- **What is needed**:
Look over the lines below. Report each one that includes the string "were".

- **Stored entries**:
-------

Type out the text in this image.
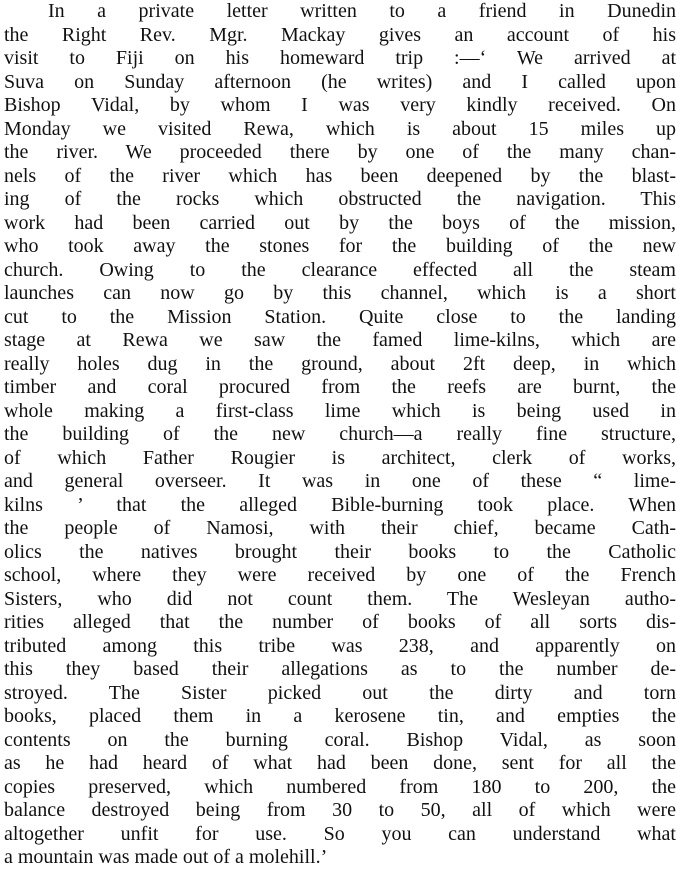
In a private letter written to a friend in Dunedin
the Right Rev. Mgr. Mackay gives an account of his
visit to Fiji on his homeward trip :—‘ We arrived at
Suva on Sunday afternoon (he writes) and I called upon
Bishop Vidal, by whom I was very kindly received. On
Monday we visited Rewa, which is about 15 miles up
the river. We proceeded there by one of the many chan-
nels of the river which has been deepened by the blast-
ing of the rocks which obstructed the navigation. This
work had been carried out by the boys of the mission,
who took away the stones for the building of the new
church. Owing to the clearance effected all the steam
launches can now go by this channel, which is a short
cut to the Mission Station. Quite close to the landing
stage at Rewa we saw the famed lime-kilns, which are
really holes dug in the ground, about 2ft deep, in which
timber and coral procured from the reefs are burnt, the
whole making a first-class lime which is being used in
the building of the new church—a really fine structure,
of which Father Rougier is architect, clerk of works,
and general overseer. It was in one of these “ lime-
kilns ’ that the alleged Bible-burning took place. When
the people of Namosi, with their chief, became Cath-
olics the natives brought their books to the Catholic
school, where they were received by one of the French
Sisters, who did not count them. The Wesleyan autho-
rities alleged that the number of books of all sorts dis-
tributed among this tribe was 238, and apparently on
this they based their allegations as to the number de-
stroyed. The Sister picked out the dirty and torn
books, placed them in a kerosene tin, and empties the
contents on the burning coral. Bishop Vidal, as soon
as he had heard of what had been done, sent for all the
copies preserved, which numbered from 180 to 200, the
balance destroyed being from 30 to 50, all of which were
altogether unfit for use. So you can understand what
a mountain was made out of a molehill.’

-------

- **Response**:
school, where they were received by one of the French
balance destroyed being from 30 to 50, all of which were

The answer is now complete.